INSTRUCTION: Gather the lines that hold the string "Thibault".

**********

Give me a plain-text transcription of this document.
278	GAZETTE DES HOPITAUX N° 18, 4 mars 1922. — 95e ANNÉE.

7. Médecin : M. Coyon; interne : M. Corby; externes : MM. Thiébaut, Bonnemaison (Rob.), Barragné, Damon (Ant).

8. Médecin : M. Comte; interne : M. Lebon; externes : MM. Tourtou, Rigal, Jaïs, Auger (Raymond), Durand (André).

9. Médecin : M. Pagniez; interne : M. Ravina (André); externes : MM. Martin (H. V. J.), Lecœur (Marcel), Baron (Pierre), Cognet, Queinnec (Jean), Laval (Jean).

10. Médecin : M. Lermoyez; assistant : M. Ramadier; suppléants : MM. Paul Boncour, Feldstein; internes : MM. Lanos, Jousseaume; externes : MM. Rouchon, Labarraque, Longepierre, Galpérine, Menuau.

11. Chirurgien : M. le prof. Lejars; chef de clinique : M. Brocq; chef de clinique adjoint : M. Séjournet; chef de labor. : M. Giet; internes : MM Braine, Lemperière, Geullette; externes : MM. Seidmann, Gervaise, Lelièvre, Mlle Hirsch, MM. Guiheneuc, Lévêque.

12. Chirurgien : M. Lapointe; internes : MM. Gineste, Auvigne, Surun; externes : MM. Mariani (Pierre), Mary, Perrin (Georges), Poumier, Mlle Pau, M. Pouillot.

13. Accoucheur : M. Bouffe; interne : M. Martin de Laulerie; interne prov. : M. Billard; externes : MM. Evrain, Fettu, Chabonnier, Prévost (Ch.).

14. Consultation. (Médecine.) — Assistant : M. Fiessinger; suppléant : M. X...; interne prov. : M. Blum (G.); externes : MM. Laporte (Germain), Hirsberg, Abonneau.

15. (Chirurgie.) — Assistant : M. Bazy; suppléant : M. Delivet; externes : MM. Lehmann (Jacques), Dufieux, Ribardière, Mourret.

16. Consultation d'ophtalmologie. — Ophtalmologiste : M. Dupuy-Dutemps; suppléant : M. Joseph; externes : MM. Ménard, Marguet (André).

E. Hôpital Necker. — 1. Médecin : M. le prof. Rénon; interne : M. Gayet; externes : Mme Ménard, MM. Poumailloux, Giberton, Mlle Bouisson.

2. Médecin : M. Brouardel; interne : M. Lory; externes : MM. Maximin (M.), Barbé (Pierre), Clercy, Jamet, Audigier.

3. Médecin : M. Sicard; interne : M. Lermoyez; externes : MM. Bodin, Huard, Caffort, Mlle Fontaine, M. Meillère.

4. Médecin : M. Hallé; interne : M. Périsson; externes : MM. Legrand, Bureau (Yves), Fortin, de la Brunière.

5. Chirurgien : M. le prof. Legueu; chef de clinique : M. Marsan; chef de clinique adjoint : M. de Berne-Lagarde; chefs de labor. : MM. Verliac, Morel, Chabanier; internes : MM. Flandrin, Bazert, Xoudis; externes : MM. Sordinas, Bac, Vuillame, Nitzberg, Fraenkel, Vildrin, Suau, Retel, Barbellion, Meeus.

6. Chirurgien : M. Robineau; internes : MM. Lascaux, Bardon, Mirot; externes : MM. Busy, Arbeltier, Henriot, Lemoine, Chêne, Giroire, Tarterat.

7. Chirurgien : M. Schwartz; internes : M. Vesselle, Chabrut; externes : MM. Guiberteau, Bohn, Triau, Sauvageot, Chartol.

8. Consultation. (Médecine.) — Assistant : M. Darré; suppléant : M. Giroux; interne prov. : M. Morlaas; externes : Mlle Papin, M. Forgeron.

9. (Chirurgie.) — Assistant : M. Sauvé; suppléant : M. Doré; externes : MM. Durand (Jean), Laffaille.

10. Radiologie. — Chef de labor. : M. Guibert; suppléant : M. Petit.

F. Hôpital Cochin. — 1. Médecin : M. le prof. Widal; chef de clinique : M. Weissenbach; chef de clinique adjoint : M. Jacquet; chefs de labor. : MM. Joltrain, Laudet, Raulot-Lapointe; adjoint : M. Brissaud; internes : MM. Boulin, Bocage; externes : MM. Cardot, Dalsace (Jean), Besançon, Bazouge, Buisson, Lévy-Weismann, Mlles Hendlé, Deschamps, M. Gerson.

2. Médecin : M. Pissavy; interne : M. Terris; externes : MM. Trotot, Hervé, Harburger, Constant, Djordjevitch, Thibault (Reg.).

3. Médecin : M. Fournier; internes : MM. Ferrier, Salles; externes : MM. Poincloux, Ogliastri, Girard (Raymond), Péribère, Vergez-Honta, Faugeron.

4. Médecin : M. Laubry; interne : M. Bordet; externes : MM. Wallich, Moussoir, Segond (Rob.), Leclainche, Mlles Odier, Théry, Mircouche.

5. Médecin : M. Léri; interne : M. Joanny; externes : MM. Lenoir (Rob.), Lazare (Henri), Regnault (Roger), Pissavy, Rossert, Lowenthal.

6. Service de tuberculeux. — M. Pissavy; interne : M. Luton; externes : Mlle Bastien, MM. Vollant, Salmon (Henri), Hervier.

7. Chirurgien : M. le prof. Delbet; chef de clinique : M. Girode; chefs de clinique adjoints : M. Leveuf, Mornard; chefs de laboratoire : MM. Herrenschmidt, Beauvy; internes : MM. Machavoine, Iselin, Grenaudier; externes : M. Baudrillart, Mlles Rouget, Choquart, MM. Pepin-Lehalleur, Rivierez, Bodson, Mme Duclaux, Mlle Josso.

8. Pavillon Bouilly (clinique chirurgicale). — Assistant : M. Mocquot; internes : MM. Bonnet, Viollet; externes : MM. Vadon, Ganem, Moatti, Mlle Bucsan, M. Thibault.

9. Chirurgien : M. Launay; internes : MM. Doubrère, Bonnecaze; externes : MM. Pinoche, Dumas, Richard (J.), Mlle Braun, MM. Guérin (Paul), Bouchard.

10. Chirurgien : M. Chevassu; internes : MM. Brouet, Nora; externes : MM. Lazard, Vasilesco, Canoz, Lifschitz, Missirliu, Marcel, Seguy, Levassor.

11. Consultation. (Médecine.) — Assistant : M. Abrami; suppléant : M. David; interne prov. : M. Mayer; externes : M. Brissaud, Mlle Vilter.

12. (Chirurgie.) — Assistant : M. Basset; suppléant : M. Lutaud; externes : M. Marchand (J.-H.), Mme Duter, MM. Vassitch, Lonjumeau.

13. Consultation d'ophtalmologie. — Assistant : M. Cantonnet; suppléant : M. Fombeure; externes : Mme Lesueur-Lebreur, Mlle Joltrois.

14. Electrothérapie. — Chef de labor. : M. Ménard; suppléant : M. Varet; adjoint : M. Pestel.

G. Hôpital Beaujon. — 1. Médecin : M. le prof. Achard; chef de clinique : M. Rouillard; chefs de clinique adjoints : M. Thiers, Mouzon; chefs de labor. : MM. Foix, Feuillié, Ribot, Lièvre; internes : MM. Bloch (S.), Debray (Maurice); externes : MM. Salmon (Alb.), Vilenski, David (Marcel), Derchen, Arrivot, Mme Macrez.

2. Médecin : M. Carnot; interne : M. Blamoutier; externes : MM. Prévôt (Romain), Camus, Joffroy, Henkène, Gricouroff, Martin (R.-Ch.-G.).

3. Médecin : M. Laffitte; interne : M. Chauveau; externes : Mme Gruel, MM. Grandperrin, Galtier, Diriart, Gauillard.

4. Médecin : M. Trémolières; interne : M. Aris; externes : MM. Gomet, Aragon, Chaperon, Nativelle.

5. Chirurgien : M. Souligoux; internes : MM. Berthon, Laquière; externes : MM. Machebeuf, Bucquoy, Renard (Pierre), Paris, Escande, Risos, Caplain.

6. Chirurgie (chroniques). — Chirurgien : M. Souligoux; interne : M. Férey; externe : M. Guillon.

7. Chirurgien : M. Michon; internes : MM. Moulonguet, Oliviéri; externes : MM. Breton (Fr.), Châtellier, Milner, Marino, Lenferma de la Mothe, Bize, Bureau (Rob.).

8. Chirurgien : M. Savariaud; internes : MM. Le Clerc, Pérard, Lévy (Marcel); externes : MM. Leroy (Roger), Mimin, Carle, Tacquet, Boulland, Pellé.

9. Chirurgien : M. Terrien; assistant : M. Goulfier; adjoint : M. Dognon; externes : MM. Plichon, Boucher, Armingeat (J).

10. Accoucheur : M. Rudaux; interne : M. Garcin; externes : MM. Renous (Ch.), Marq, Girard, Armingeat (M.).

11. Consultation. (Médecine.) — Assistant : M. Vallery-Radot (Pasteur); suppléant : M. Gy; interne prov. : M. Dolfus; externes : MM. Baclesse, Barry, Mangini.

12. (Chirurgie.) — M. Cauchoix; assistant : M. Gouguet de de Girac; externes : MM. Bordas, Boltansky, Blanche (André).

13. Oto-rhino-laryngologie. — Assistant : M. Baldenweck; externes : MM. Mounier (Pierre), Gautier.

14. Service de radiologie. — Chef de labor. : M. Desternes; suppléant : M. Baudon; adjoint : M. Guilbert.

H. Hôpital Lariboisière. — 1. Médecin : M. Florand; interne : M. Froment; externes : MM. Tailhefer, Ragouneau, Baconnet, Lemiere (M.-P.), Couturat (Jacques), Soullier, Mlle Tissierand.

**********

ANSWER TO THIS PROBLEM:
2. Médecin : M. Pissavy; interne : M. Terris; externes : MM. Trotot, Hervé, Harburger, Constant, Djordjevitch, Thibault (Reg.).
8. Pavillon Bouilly (clinique chirurgicale). — Assistant : M. Mocquot; internes : MM. Bonnet, Viollet; externes : MM. Vadon, Ganem, Moatti, Mlle Bucsan, M. Thibault.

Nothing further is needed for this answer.